— start of RECORD EXCERPTS —

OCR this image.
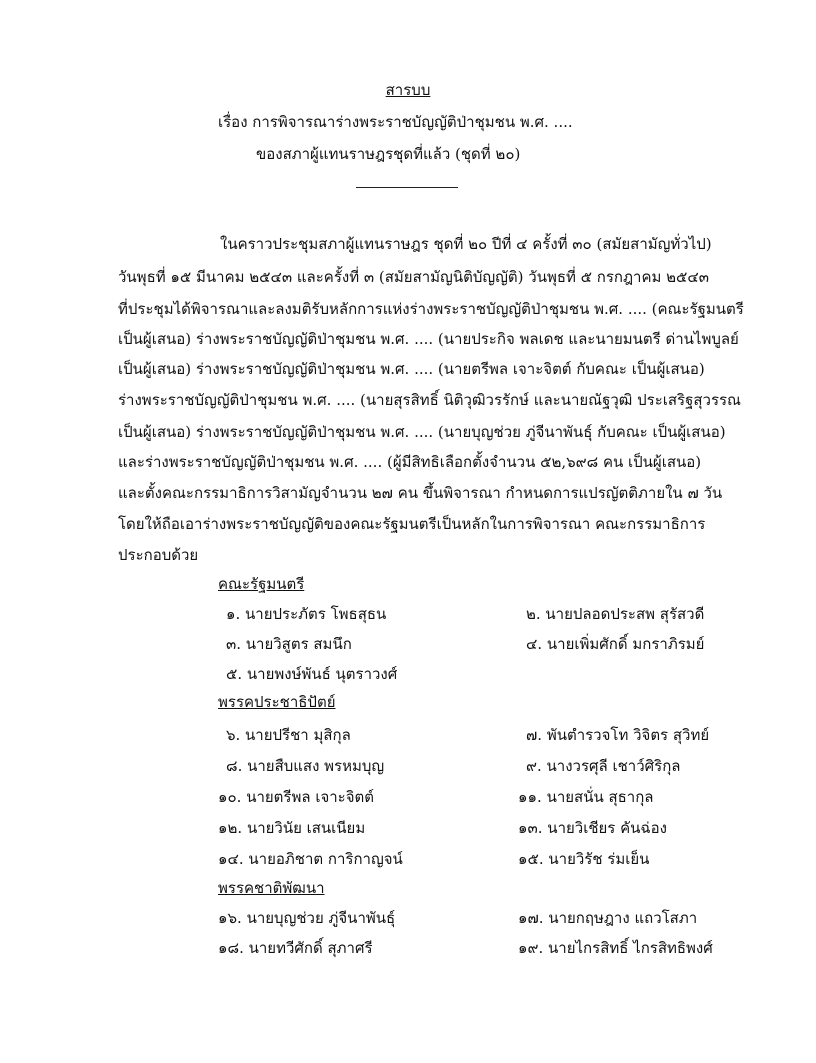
สารบบ
เรื่อง การพิจารณาร่างพระราชบัญญัติป่าชุมชน พ.ศ. ....
ของสภาผู้แทนราษฎรชุดที่แล้ว (ชุดที่ ๒๐)
ในคราวประชุมสภาผู้แทนราษฎร ชุดที่ ๒๐ ปีที่ ๔ ครั้งที่ ๓๐ (สมัยสามัญทั่วไป)
วันพุธที่ ๑๕ มีนาคม ๒๕๔๓ และครั้งที่ ๓ (สมัยสามัญนิติบัญญัติ) วันพุธที่ ๕ กรกฎาคม ๒๕๔๓
ที่ประชุมได้พิจารณาและลงมติรับหลักการแห่งร่างพระราชบัญญัติป่าชุมชน พ.ศ. .... (คณะรัฐมนตรี
เป็นผู้เสนอ) ร่างพระราชบัญญัติป่าชุมชน พ.ศ. .... (นายประกิจ พลเดช และนายมนตรี ด่านไพบูลย์
เป็นผู้เสนอ) ร่างพระราชบัญญัติป่าชุมชน พ.ศ. .... (นายตรีพล เจาะจิตต์ กับคณะ เป็นผู้เสนอ)
ร่างพระราชบัญญัติป่าชุมชน พ.ศ. .... (นายสุรสิทธิ์ นิติวุฒิวรรักษ์ และนายณัฐวุฒิ ประเสริฐสุวรรณ
เป็นผู้เสนอ) ร่างพระราชบัญญัติป่าชุมชน พ.ศ. .... (นายบุญช่วย ภู่จีนาพันธุ์ กับคณะ เป็นผู้เสนอ)
และร่างพระราชบัญญัติป่าชุมชน พ.ศ. .... (ผู้มีสิทธิเลือกตั้งจำนวน ๕๒,๖๙๘ คน เป็นผู้เสนอ)
และตั้งคณะกรรมาธิการวิสามัญจำนวน ๒๗ คน ขึ้นพิจารณา กำหนดการแปรญัตติภายใน ๗ วัน
โดยให้ถือเอาร่างพระราชบัญญัติของคณะรัฐมนตรีเป็นหลักในการพิจารณา คณะกรรมาธิการ
ประกอบด้วย
คณะรัฐมนตรี
๑. นายประภัตร โพธสุธน	๒. นายปลอดประสพ สุรัสวดี
๓. นายวิสูตร สมนึก	๔. นายเพิ่มศักดิ์ มกราภิรมย์
๕. นายพงษ์พันธ์ นุตราวงศ์
พรรคประชาธิปัตย์
๖. นายปรีชา มุสิกุล	๗. พันตำรวจโท วิจิตร สุวิทย์
๘. นายสืบแสง พรหมบุญ	๙. นางวรศุลี เชาว์ศิริกุล
๑๐. นายตรีพล เจาะจิตต์	๑๑. นายสนั่น สุธากุล
๑๒. นายวินัย เสนเนียม	๑๓. นายวิเชียร คันฉ่อง
๑๔. นายอภิชาต การิกาญจน์	๑๕. นายวิรัช ร่มเย็น
พรรคชาติพัฒนา
๑๖. นายบุญช่วย ภู่จีนาพันธุ์	๑๗. นายกฤษฎาง แถวโสภา
๑๘. นายทวีศักดิ์ สุภาศรี	๑๙. นายไกรสิทธิ์ ไกรสิทธิพงศ์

— end of RECORD EXCERPTS —

Looking at the records above, count the lines where the word "เสนอ" appears. State only the number.

• [SOLUTION TO THE EXERCISE] 4